§ **WRITTEN PROBLEM**
Leaving out all images, write out the records that follow exactly.

§ **RECORDS PROVIDED**
☆ ☆ ☆ ☆
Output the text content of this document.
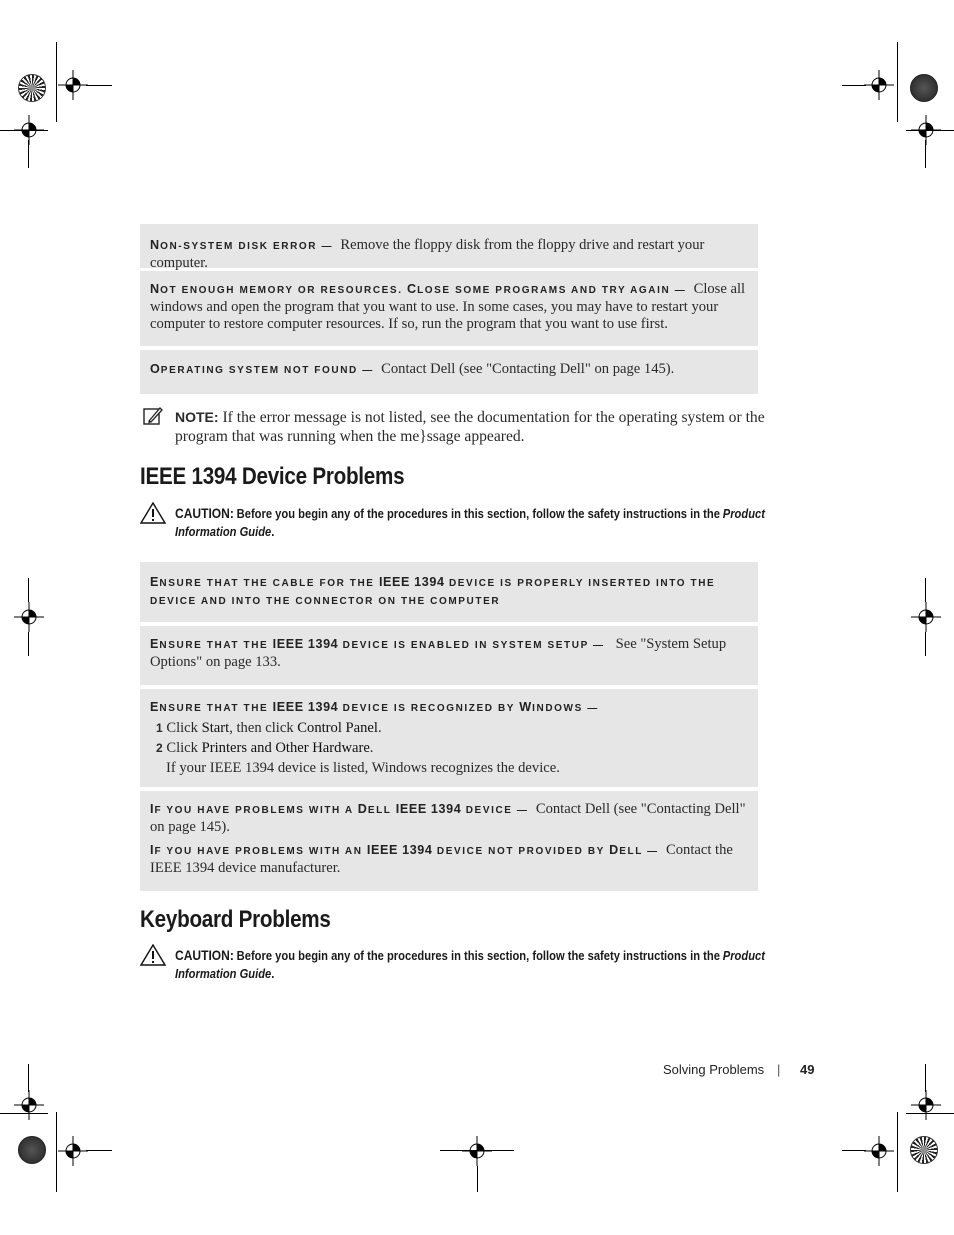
NON-SYSTEM DISK ERROR — Remove the floppy disk from the floppy drive and restart your computer.
NOT ENOUGH MEMORY OR RESOURCES. CLOSE SOME PROGRAMS AND TRY AGAIN — Close all windows and open the program that you want to use. In some cases, you may have to restart your computer to restore computer resources. If so, run the program that you want to use first.
OPERATING SYSTEM NOT FOUND — Contact Dell (see "Contacting Dell" on page 145).
NOTE: If the error message is not listed, see the documentation for the operating system or the program that was running when the me}ssage appeared.
IEEE 1394 Device Problems
CAUTION: Before you begin any of the procedures in this section, follow the safety instructions in the Product Information Guide.
ENSURE THAT THE CABLE FOR THE IEEE 1394 DEVICE IS PROPERLY INSERTED INTO THE DEVICE AND INTO THE CONNECTOR ON THE COMPUTER
ENSURE THAT THE IEEE 1394 DEVICE IS ENABLED IN SYSTEM SETUP — See "System Setup Options" on page 133.
ENSURE THAT THE IEEE 1394 DEVICE IS RECOGNIZED BY WINDOWS —
1 Click Start, then click Control Panel.
2 Click Printers and Other Hardware.
If your IEEE 1394 device is listed, Windows recognizes the device.
IF YOU HAVE PROBLEMS WITH A DELL IEEE 1394 DEVICE — Contact Dell (see "Contacting Dell" on page 145).
IF YOU HAVE PROBLEMS WITH AN IEEE 1394 DEVICE NOT PROVIDED BY DELL — Contact the IEEE 1394 device manufacturer.
Keyboard Problems
CAUTION: Before you begin any of the procedures in this section, follow the safety instructions in the Product Information Guide.
Solving Problems | 49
☆ ☆ ☆ ☆
§ **FINAL ANSWER**
Output the text content of this document.
NON-SYSTEM DISK ERROR — Remove the floppy disk from the floppy drive and restart your computer.
NOT ENOUGH MEMORY OR RESOURCES. CLOSE SOME PROGRAMS AND TRY AGAIN — Close all windows and open the program that you want to use. In some cases, you may have to restart your computer to restore computer resources. If so, run the program that you want to use first.
OPERATING SYSTEM NOT FOUND — Contact Dell (see "Contacting Dell" on page 145).
NOTE: If the error message is not listed, see the documentation for the operating system or the program that was running when the me}ssage appeared.
IEEE 1394 Device Problems
CAUTION: Before you begin any of the procedures in this section, follow the safety instructions in the Product Information Guide.
ENSURE THAT THE CABLE FOR THE IEEE 1394 DEVICE IS PROPERLY INSERTED INTO THE DEVICE AND INTO THE CONNECTOR ON THE COMPUTER
ENSURE THAT THE IEEE 1394 DEVICE IS ENABLED IN SYSTEM SETUP — See "System Setup Options" on page 133.
ENSURE THAT THE IEEE 1394 DEVICE IS RECOGNIZED BY WINDOWS —
1 Click Start, then click Control Panel.
2 Click Printers and Other Hardware.
If your IEEE 1394 device is listed, Windows recognizes the device.
IF YOU HAVE PROBLEMS WITH A DELL IEEE 1394 DEVICE — Contact Dell (see "Contacting Dell" on page 145).
IF YOU HAVE PROBLEMS WITH AN IEEE 1394 DEVICE NOT PROVIDED BY DELL — Contact the IEEE 1394 device manufacturer.
Keyboard Problems
CAUTION: Before you begin any of the procedures in this section, follow the safety instructions in the Product Information Guide.
Solving Problems | 49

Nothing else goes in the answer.